Dataset rows

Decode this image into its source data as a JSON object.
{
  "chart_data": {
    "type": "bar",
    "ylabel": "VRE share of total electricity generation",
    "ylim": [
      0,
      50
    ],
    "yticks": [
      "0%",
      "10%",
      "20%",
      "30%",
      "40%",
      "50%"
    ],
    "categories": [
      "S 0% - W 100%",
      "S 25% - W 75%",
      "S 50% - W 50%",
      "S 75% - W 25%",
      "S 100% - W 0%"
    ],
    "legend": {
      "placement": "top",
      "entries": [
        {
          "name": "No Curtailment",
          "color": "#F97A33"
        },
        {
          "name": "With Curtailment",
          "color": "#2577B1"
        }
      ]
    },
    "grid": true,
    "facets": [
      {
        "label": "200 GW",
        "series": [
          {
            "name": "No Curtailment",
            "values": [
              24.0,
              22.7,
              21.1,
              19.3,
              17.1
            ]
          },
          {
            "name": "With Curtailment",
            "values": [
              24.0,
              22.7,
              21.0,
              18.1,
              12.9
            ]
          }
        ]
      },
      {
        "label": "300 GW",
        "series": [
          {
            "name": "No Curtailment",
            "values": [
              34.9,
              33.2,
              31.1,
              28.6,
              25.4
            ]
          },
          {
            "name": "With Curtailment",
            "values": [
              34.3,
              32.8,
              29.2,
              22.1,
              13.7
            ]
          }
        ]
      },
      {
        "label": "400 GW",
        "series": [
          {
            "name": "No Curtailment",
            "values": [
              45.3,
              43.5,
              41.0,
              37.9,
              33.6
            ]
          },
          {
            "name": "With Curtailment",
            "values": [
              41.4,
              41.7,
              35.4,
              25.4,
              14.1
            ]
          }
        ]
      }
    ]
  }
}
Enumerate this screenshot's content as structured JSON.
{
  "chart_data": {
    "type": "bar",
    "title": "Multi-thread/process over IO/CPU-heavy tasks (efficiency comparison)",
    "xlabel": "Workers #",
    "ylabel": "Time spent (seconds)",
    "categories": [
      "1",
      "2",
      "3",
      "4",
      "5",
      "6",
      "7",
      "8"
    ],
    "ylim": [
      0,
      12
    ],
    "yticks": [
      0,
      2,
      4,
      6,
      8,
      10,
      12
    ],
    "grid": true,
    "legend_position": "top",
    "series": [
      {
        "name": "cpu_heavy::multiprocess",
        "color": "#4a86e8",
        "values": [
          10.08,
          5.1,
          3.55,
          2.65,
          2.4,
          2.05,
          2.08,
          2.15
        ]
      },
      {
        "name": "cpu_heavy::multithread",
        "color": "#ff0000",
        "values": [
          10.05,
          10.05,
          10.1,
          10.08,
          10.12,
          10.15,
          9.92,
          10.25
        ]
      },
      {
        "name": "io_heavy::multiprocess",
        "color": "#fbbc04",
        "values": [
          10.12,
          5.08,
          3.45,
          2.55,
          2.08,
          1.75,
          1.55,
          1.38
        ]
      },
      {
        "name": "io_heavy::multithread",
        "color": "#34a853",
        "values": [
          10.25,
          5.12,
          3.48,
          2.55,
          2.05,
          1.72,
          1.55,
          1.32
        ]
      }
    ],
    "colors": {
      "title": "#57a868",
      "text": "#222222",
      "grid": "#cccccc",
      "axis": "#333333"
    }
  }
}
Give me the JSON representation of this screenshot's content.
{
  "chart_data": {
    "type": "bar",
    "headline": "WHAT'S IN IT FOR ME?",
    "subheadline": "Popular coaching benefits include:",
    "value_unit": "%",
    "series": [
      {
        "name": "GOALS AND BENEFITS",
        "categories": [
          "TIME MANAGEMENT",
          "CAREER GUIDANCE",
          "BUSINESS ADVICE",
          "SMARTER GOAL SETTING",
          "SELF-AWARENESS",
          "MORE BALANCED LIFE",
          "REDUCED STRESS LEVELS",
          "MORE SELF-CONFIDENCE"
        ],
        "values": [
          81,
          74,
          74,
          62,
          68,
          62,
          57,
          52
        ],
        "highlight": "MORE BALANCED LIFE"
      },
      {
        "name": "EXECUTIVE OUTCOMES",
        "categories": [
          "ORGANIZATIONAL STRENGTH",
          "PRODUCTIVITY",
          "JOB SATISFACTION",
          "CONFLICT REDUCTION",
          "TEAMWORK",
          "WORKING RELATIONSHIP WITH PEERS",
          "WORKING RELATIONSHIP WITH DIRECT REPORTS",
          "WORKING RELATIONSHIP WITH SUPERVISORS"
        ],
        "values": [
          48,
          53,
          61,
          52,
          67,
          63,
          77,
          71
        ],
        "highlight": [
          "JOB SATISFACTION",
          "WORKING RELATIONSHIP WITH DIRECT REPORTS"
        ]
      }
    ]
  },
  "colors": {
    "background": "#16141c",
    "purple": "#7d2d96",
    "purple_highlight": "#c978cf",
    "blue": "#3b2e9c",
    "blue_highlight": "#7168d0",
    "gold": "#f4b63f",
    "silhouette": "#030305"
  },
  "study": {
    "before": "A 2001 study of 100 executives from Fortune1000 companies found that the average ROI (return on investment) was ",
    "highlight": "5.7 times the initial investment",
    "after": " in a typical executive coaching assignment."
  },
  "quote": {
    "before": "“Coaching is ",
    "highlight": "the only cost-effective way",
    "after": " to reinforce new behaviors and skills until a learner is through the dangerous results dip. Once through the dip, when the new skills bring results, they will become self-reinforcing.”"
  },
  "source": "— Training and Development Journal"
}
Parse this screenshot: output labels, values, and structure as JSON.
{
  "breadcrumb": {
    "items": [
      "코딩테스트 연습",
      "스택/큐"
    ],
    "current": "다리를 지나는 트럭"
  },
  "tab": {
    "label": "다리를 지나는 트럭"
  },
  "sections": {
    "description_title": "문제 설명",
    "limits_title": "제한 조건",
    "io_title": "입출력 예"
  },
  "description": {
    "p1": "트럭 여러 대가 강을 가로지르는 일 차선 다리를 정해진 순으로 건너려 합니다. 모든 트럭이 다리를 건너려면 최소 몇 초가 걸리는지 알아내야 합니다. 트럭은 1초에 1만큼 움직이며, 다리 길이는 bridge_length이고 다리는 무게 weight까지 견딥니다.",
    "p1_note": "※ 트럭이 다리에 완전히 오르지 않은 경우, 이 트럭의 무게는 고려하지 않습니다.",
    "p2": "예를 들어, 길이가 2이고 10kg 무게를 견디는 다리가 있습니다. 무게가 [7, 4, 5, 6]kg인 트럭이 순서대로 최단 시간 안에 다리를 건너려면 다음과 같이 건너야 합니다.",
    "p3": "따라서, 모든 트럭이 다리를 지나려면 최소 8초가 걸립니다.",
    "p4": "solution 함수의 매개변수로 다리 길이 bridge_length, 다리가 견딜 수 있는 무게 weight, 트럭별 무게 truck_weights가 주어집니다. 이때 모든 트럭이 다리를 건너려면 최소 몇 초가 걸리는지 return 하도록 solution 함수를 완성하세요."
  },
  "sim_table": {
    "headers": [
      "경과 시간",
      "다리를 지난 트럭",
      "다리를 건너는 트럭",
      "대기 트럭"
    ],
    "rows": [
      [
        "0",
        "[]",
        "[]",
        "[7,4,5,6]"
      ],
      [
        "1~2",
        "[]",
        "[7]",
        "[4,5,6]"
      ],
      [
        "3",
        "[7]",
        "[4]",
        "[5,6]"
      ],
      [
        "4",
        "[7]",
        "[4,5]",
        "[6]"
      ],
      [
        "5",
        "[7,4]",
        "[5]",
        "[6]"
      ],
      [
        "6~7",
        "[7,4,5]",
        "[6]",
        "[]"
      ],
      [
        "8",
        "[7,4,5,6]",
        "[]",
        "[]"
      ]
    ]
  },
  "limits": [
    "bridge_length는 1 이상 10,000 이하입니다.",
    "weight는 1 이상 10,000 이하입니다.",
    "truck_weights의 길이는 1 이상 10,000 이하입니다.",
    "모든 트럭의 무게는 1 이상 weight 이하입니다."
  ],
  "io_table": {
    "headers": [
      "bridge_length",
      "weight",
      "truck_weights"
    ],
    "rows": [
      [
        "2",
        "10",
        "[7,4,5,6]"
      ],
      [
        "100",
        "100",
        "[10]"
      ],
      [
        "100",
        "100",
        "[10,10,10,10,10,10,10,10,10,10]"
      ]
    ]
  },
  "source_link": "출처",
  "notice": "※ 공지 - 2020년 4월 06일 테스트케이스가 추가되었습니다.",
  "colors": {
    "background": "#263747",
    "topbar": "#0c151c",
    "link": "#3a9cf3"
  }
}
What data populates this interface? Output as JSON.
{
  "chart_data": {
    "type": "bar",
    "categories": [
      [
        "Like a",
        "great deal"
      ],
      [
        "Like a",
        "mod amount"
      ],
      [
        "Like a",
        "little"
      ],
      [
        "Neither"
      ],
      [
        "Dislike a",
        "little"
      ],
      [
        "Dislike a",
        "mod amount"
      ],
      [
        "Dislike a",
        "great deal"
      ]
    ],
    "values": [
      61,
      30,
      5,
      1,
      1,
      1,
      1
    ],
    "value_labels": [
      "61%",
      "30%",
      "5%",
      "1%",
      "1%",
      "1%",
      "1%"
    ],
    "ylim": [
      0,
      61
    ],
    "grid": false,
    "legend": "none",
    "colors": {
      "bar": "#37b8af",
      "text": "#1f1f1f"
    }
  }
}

◆ **TASK REQUIREMENTS**: Pick out, from the lines above, every one that contains the string "MORE".

◆ **OUTPUT FOR THIS EXERCISE**:
          "MORE BALANCED LIFE",
          "MORE SELF-CONFIDENCE"
        "highlight": "MORE BALANCED LIFE"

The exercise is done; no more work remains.